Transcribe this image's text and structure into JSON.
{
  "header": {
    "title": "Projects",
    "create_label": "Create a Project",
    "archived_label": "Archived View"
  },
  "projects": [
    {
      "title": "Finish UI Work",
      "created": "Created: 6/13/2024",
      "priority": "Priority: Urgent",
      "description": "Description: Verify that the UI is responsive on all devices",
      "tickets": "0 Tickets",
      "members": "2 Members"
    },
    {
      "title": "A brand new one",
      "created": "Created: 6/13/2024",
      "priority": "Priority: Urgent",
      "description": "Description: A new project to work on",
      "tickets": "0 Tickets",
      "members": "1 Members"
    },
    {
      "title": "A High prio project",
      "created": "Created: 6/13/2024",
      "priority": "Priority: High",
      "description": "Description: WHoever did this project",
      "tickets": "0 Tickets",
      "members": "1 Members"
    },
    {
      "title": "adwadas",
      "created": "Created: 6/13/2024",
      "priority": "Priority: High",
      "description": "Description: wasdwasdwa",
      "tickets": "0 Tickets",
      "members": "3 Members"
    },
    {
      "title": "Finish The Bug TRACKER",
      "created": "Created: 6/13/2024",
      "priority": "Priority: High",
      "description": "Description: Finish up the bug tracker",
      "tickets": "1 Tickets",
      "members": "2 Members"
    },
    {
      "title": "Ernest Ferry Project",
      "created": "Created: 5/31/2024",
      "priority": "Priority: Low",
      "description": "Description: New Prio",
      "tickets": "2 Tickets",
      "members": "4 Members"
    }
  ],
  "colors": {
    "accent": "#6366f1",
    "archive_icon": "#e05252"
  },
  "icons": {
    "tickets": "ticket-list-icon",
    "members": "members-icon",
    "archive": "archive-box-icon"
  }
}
---
# WORK TO DO
Reproduce the entries above exactly.

# EXERCISE OUTPUT
Transcribe this image's text and structure into JSON.
{
  "header": {
    "title": "Projects",
    "create_label": "Create a Project",
    "archived_label": "Archived View"
  },
  "projects": [
    {
      "title": "Finish UI Work",
      "created": "Created: 6/13/2024",
      "priority": "Priority: Urgent",
      "description": "Description: Verify that the UI is responsive on all devices",
      "tickets": "0 Tickets",
      "members": "2 Members"
    },
    {
      "title": "A brand new one",
      "created": "Created: 6/13/2024",
      "priority": "Priority: Urgent",
      "description": "Description: A new project to work on",
      "tickets": "0 Tickets",
      "members": "1 Members"
    },
    {
      "title": "A High prio project",
      "created": "Created: 6/13/2024",
      "priority": "Priority: High",
      "description": "Description: WHoever did this project",
      "tickets": "0 Tickets",
      "members": "1 Members"
    },
    {
      "title": "adwadas",
      "created": "Created: 6/13/2024",
      "priority": "Priority: High",
      "description": "Description: wasdwasdwa",
      "tickets": "0 Tickets",
      "members": "3 Members"
    },
    {
      "title": "Finish The Bug TRACKER",
      "created": "Created: 6/13/2024",
      "priority": "Priority: High",
      "description": "Description: Finish up the bug tracker",
      "tickets": "1 Tickets",
      "members": "2 Members"
    },
    {
      "title": "Ernest Ferry Project",
      "created": "Created: 5/31/2024",
      "priority": "Priority: Low",
      "description": "Description: New Prio",
      "tickets": "2 Tickets",
      "members": "4 Members"
    }
  ],
  "colors": {
    "accent": "#6366f1",
    "archive_icon": "#e05252"
  },
  "icons": {
    "tickets": "ticket-list-icon",
    "members": "members-icon",
    "archive": "archive-box-icon"
  }
}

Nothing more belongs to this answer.